Restate the listing below word for word, omitting any images.

◆ INPUT FOR THIS TASK
────────
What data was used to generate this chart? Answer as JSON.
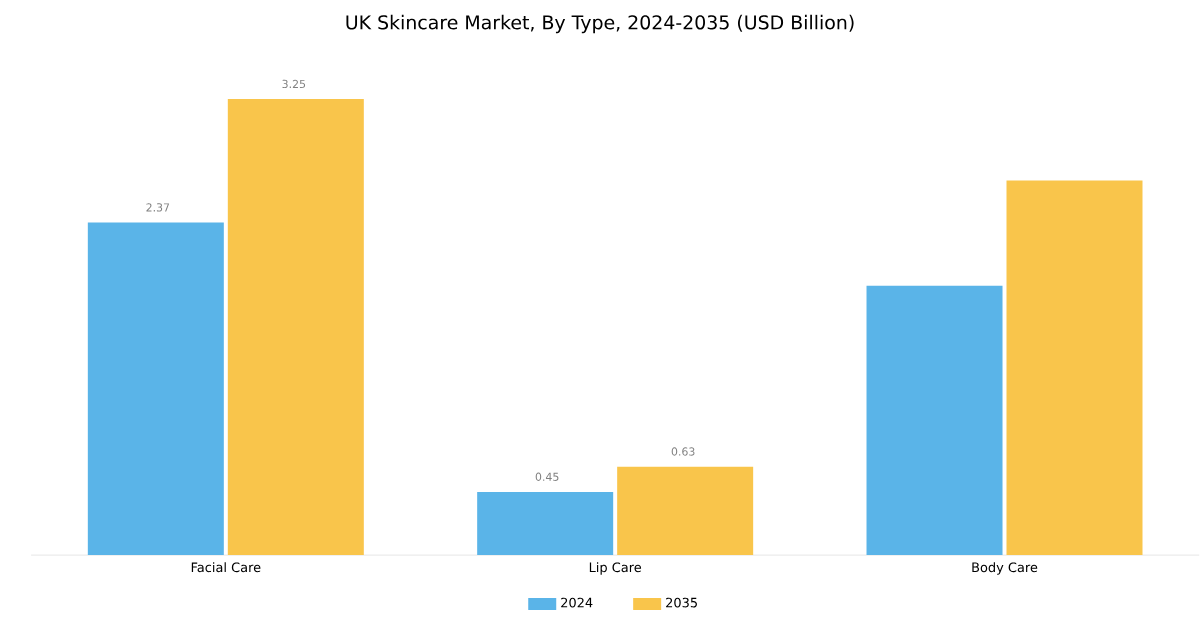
{
  "chart_data": {
    "type": "bar",
    "title": "UK Skincare Market, By Type, 2024-2035 (USD Billion)",
    "categories": [
      "Facial Care",
      "Lip Care",
      "Body Care"
    ],
    "series": [
      {
        "name": "2024",
        "color": "#5ab4e8",
        "values": [
          2.37,
          0.45,
          1.92
        ],
        "value_labels": [
          "2.37",
          "0.45",
          null
        ]
      },
      {
        "name": "2035",
        "color": "#f9c54b",
        "values": [
          3.25,
          0.63,
          2.67
        ],
        "value_labels": [
          "3.25",
          "0.63",
          null
        ]
      }
    ],
    "legend": "bottom"
  }
}
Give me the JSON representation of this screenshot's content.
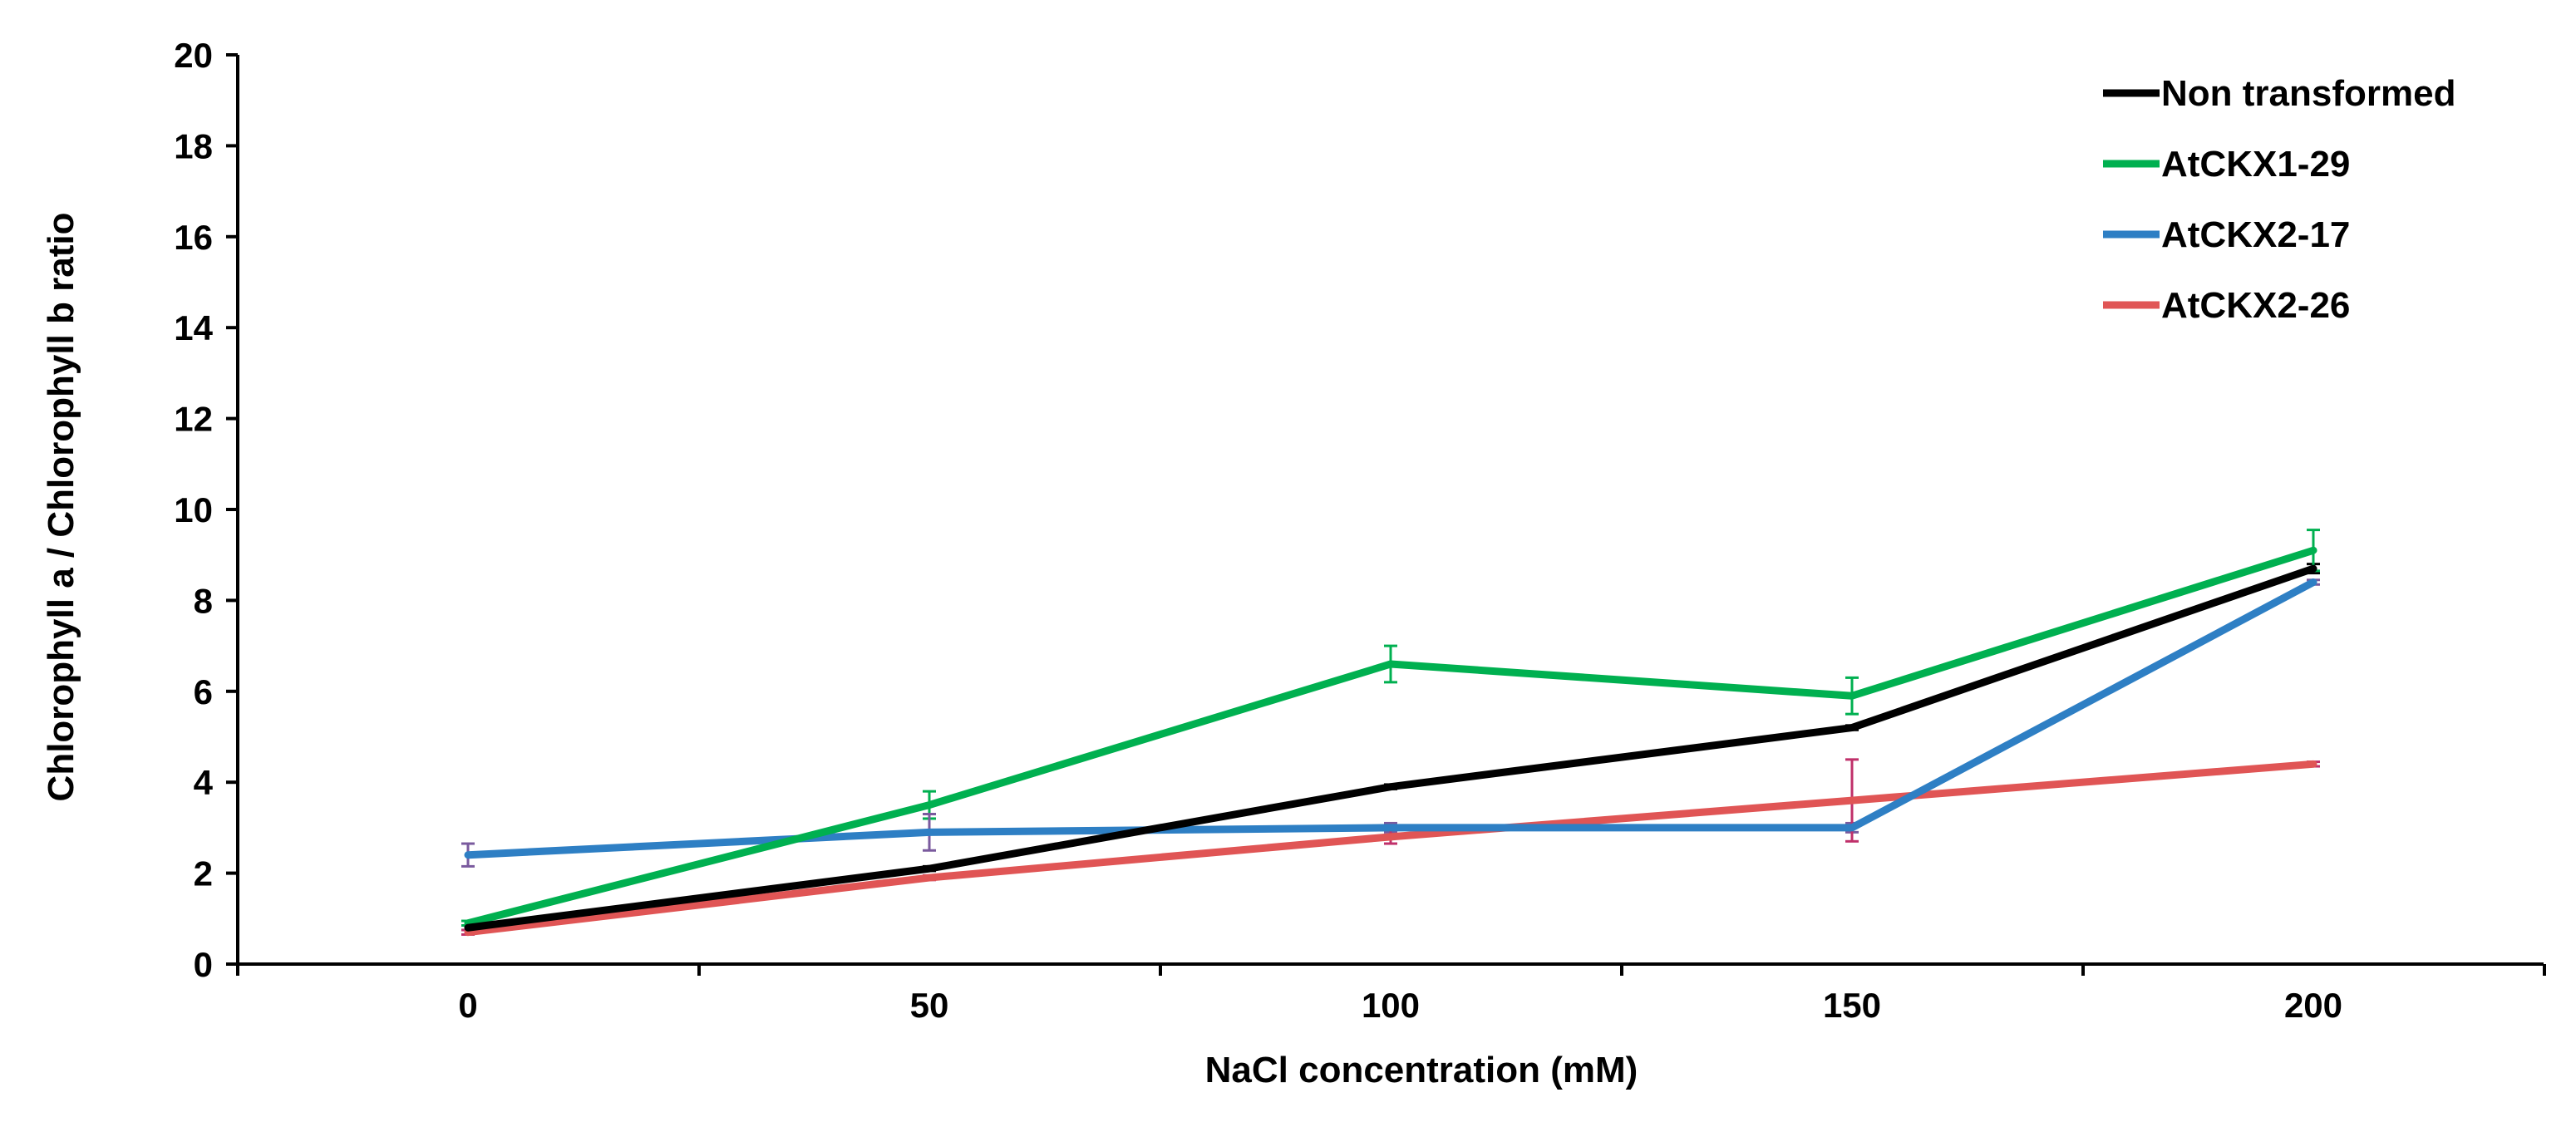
{
  "chart_data": {
    "type": "line",
    "title": "",
    "xlabel": "NaCl  concentration (mM)",
    "ylabel": "Chlorophyll  a / Chlorophyll  b ratio",
    "x": [
      0,
      50,
      100,
      150,
      200
    ],
    "x_tick_labels": [
      "0",
      "50",
      "100",
      "150",
      "200"
    ],
    "y_tick_labels": [
      "0",
      "2",
      "4",
      "6",
      "8",
      "10",
      "12",
      "14",
      "16",
      "18",
      "20"
    ],
    "ylim": [
      0,
      20
    ],
    "grid": false,
    "legend_position": "top-right",
    "series": [
      {
        "name": "Non transformed",
        "color": "#000000",
        "values": [
          0.8,
          2.1,
          3.9,
          5.2,
          8.7
        ],
        "errors": [
          0.05,
          0.05,
          0.05,
          0.05,
          0.1
        ],
        "error_color": "#000000"
      },
      {
        "name": "AtCKX1-29",
        "color": "#00b050",
        "values": [
          0.9,
          3.5,
          6.6,
          5.9,
          9.1
        ],
        "errors": [
          0.05,
          0.3,
          0.4,
          0.4,
          0.45
        ],
        "error_color": "#00b050"
      },
      {
        "name": "AtCKX2-17",
        "color": "#2e7fc4",
        "values": [
          2.4,
          2.9,
          3.0,
          3.0,
          8.4
        ],
        "errors": [
          0.25,
          0.4,
          0.1,
          0.1,
          0.05
        ],
        "error_color": "#7a5a9e"
      },
      {
        "name": "AtCKX2-26",
        "color": "#e05555",
        "values": [
          0.7,
          1.9,
          2.8,
          3.6,
          4.4
        ],
        "errors": [
          0.05,
          0.05,
          0.15,
          0.9,
          0.05
        ],
        "error_color": "#c0306a"
      }
    ]
  }
}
────────
◆ OUTPUT OF THE EXERCISE
What data was used to generate this chart? Answer as JSON.
{
  "chart_data": {
    "type": "bar",
    "title": "UK Skincare Market, By Type, 2024-2035 (USD Billion)",
    "categories": [
      "Facial Care",
      "Lip Care",
      "Body Care"
    ],
    "series": [
      {
        "name": "2024",
        "color": "#5ab4e8",
        "values": [
          2.37,
          0.45,
          1.92
        ],
        "value_labels": [
          "2.37",
          "0.45",
          null
        ]
      },
      {
        "name": "2035",
        "color": "#f9c54b",
        "values": [
          3.25,
          0.63,
          2.67
        ],
        "value_labels": [
          "3.25",
          "0.63",
          null
        ]
      }
    ],
    "legend": "bottom"
  }
}
Give me the JSON representation of this screenshot's content.
{
  "chart_data": {
    "type": "line",
    "title": "",
    "xlabel": "NaCl  concentration (mM)",
    "ylabel": "Chlorophyll  a / Chlorophyll  b ratio",
    "x": [
      0,
      50,
      100,
      150,
      200
    ],
    "x_tick_labels": [
      "0",
      "50",
      "100",
      "150",
      "200"
    ],
    "y_tick_labels": [
      "0",
      "2",
      "4",
      "6",
      "8",
      "10",
      "12",
      "14",
      "16",
      "18",
      "20"
    ],
    "ylim": [
      0,
      20
    ],
    "grid": false,
    "legend_position": "top-right",
    "series": [
      {
        "name": "Non transformed",
        "color": "#000000",
        "values": [
          0.8,
          2.1,
          3.9,
          5.2,
          8.7
        ],
        "errors": [
          0.05,
          0.05,
          0.05,
          0.05,
          0.1
        ],
        "error_color": "#000000"
      },
      {
        "name": "AtCKX1-29",
        "color": "#00b050",
        "values": [
          0.9,
          3.5,
          6.6,
          5.9,
          9.1
        ],
        "errors": [
          0.05,
          0.3,
          0.4,
          0.4,
          0.45
        ],
        "error_color": "#00b050"
      },
      {
        "name": "AtCKX2-17",
        "color": "#2e7fc4",
        "values": [
          2.4,
          2.9,
          3.0,
          3.0,
          8.4
        ],
        "errors": [
          0.25,
          0.4,
          0.1,
          0.1,
          0.05
        ],
        "error_color": "#7a5a9e"
      },
      {
        "name": "AtCKX2-26",
        "color": "#e05555",
        "values": [
          0.7,
          1.9,
          2.8,
          3.6,
          4.4
        ],
        "errors": [
          0.05,
          0.05,
          0.15,
          0.9,
          0.05
        ],
        "error_color": "#c0306a"
      }
    ]
  }
}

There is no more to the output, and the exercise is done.